**Written task:** Your reply should be a single number: how many lines contain the string "aktiviert".

++++

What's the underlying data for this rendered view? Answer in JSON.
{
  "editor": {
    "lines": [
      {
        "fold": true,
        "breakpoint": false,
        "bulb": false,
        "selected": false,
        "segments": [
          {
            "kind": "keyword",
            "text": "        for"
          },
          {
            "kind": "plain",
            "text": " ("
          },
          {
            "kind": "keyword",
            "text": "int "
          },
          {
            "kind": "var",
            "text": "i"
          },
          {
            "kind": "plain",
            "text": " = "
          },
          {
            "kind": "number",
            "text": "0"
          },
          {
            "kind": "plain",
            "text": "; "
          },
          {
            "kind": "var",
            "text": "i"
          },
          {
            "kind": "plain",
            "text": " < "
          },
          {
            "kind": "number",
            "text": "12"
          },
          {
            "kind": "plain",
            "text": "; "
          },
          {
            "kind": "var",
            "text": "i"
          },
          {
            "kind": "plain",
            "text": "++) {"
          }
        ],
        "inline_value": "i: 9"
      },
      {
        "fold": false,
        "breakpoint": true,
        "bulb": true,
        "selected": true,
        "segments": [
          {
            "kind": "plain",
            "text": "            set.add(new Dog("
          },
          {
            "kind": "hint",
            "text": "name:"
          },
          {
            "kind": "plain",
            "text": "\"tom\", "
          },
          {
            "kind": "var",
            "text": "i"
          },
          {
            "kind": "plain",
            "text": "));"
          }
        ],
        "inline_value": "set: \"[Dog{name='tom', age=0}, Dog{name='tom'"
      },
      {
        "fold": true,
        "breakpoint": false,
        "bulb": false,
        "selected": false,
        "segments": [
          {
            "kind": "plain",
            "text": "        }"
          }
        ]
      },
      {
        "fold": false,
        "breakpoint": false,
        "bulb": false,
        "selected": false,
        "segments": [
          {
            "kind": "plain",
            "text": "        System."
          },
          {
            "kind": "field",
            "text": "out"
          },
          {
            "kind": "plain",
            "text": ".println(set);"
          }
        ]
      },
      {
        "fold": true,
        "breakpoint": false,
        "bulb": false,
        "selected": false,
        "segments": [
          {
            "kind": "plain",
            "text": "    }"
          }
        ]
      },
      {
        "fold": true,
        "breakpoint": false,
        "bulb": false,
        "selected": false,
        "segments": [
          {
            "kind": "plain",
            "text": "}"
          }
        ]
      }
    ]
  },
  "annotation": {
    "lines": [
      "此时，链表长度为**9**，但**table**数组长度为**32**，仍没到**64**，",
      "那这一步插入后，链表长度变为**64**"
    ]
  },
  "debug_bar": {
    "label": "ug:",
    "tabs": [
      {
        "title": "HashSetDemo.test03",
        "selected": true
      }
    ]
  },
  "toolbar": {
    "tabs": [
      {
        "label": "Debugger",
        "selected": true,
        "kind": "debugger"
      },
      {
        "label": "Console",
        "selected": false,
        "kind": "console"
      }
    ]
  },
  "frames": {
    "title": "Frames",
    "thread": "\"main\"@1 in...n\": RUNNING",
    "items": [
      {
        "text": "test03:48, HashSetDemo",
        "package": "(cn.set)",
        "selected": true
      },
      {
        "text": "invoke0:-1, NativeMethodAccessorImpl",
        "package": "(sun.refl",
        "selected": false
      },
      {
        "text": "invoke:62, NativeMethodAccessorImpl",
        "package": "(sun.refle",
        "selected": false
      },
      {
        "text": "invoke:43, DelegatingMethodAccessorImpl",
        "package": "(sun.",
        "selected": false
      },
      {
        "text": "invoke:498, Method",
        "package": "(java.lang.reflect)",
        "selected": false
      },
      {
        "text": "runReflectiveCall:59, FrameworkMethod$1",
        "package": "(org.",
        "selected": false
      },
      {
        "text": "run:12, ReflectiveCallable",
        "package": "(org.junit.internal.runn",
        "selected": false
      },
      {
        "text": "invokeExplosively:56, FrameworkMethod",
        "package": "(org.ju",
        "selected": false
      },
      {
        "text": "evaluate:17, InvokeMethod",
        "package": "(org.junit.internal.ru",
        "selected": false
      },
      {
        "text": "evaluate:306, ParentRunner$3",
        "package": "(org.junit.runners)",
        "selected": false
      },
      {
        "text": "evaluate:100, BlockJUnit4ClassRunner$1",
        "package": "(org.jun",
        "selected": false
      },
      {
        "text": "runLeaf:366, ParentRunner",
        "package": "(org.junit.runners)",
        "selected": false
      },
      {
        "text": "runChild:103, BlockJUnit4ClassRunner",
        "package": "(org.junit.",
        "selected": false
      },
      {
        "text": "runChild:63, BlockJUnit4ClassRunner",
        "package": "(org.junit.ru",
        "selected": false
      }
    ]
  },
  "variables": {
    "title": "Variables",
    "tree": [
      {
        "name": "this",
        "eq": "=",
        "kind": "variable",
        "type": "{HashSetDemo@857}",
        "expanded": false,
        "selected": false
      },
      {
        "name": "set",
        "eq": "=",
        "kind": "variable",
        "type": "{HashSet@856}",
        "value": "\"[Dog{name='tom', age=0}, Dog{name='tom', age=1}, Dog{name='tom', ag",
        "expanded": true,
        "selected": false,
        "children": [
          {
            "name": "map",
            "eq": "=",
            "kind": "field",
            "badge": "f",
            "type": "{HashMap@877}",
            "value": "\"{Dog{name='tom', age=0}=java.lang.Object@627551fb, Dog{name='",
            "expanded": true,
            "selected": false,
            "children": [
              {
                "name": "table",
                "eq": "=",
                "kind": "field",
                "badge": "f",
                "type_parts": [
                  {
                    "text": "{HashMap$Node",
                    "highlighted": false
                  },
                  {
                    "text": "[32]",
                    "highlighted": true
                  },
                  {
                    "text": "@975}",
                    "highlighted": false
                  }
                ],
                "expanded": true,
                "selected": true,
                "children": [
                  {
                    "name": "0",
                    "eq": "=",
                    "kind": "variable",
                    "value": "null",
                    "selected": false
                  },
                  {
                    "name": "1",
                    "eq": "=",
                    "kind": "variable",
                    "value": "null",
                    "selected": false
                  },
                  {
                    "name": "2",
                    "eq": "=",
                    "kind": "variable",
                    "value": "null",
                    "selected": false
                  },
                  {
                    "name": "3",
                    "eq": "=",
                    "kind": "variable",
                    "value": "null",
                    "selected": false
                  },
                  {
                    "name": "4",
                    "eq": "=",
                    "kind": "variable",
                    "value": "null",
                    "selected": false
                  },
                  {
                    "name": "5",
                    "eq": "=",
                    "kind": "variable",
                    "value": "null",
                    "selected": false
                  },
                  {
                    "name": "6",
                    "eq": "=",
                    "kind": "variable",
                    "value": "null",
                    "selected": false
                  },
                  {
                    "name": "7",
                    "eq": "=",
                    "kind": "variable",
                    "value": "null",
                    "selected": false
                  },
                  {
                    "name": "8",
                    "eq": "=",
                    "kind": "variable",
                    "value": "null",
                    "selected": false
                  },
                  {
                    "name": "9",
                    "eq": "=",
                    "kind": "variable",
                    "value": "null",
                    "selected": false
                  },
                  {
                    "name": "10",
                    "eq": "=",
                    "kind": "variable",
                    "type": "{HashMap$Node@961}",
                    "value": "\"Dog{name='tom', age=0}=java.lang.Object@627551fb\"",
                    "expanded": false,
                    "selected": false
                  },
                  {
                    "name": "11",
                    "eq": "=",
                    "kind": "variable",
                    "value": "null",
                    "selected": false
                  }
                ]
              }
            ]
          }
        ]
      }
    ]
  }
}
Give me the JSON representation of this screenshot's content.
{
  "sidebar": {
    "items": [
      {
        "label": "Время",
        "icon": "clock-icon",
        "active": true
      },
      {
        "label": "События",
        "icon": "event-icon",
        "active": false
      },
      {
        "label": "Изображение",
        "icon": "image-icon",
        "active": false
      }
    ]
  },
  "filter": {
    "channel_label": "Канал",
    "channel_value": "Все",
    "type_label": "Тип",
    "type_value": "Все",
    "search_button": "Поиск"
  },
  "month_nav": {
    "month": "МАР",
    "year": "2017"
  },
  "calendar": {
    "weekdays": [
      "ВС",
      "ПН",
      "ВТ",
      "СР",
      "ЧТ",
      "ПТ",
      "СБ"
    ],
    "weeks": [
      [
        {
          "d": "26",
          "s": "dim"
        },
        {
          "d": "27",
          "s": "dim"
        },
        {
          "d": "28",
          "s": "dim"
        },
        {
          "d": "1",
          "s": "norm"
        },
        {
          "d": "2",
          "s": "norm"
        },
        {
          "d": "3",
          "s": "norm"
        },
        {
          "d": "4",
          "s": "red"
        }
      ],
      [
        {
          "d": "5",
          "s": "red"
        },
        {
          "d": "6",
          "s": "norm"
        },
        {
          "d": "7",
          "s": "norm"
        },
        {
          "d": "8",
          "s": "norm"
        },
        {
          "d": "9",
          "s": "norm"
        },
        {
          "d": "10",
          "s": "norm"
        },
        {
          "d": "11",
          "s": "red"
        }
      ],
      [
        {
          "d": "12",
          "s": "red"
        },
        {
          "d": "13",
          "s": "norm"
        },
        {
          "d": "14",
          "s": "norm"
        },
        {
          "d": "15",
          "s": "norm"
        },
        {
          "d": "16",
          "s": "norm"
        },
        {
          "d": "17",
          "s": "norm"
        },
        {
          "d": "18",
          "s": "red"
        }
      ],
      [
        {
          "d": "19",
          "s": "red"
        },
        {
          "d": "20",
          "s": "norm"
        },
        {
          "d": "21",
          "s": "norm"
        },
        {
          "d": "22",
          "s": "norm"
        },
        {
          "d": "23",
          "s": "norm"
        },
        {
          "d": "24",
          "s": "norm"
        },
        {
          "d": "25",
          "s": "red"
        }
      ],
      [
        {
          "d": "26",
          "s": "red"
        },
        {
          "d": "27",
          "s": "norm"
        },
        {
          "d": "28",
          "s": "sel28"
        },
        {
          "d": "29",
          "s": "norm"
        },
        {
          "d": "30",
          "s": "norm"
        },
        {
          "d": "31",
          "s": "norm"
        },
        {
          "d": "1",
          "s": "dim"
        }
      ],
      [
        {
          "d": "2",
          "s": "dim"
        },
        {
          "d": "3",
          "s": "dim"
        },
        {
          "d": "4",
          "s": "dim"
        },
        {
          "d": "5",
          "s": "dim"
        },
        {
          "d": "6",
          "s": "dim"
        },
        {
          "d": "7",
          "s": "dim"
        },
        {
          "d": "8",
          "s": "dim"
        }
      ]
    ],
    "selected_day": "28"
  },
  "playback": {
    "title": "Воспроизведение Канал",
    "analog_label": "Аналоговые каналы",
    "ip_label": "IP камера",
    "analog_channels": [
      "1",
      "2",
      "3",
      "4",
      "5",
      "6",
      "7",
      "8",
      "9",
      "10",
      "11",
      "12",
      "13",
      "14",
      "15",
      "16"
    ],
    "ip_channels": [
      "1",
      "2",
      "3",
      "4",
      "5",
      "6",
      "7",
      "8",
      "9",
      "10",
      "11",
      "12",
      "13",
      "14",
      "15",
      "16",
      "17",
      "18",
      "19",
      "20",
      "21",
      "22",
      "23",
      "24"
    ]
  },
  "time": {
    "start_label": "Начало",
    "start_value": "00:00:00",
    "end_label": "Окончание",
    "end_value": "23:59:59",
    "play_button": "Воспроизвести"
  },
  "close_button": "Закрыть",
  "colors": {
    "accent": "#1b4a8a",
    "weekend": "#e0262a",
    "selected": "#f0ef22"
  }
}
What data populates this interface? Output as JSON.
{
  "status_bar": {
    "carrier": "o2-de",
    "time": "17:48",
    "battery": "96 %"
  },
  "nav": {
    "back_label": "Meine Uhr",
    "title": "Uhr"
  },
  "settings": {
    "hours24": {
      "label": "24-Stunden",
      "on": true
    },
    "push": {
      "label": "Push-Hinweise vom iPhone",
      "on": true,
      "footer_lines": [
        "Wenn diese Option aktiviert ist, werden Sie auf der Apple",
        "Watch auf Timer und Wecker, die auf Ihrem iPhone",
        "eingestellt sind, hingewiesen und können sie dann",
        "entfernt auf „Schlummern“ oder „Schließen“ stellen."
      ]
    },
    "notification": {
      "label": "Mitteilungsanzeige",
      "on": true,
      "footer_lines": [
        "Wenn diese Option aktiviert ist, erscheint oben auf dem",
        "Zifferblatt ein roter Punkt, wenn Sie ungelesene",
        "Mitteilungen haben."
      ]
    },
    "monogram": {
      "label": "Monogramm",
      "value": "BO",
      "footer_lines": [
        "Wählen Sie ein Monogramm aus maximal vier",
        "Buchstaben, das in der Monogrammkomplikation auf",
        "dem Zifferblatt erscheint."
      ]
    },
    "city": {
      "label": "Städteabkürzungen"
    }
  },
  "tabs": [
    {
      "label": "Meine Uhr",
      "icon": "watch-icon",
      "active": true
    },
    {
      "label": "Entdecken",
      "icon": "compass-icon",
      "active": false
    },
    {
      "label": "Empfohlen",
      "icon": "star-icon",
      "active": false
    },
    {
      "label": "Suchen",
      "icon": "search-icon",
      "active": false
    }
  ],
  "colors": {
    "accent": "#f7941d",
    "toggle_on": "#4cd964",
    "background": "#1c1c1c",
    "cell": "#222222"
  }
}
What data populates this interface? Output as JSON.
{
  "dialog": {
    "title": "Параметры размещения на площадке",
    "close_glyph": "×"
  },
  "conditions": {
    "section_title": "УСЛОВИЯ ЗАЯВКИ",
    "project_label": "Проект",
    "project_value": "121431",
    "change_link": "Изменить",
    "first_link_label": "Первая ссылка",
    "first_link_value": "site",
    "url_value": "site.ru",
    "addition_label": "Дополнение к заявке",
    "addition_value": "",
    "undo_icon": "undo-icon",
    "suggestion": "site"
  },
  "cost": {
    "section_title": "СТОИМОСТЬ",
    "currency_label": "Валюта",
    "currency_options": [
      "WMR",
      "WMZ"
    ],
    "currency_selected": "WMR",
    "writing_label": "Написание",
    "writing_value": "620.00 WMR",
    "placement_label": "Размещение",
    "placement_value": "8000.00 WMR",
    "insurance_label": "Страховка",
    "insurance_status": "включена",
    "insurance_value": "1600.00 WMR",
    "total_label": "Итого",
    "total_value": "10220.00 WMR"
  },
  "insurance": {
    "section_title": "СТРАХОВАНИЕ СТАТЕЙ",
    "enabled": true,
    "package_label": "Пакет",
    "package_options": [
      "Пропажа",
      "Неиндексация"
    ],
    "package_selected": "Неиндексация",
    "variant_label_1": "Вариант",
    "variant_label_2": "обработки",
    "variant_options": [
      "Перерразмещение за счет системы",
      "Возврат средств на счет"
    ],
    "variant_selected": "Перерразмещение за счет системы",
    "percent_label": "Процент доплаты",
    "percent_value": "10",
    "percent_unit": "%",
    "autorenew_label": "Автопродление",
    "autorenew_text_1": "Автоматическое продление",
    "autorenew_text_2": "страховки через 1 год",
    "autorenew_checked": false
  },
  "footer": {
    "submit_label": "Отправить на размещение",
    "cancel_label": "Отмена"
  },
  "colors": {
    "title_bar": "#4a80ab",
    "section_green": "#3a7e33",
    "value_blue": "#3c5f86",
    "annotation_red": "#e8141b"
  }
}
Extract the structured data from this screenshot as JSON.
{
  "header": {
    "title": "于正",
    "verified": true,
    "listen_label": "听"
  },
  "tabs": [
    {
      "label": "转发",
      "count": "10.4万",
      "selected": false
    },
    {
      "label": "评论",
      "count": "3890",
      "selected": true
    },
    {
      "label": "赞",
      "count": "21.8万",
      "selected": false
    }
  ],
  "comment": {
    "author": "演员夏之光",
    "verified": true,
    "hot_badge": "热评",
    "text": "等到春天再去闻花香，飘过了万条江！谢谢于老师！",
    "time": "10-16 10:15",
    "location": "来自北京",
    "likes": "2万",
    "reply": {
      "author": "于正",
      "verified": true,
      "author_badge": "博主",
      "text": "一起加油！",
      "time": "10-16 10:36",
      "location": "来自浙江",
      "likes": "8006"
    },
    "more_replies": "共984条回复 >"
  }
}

++++

**Written answer:** 2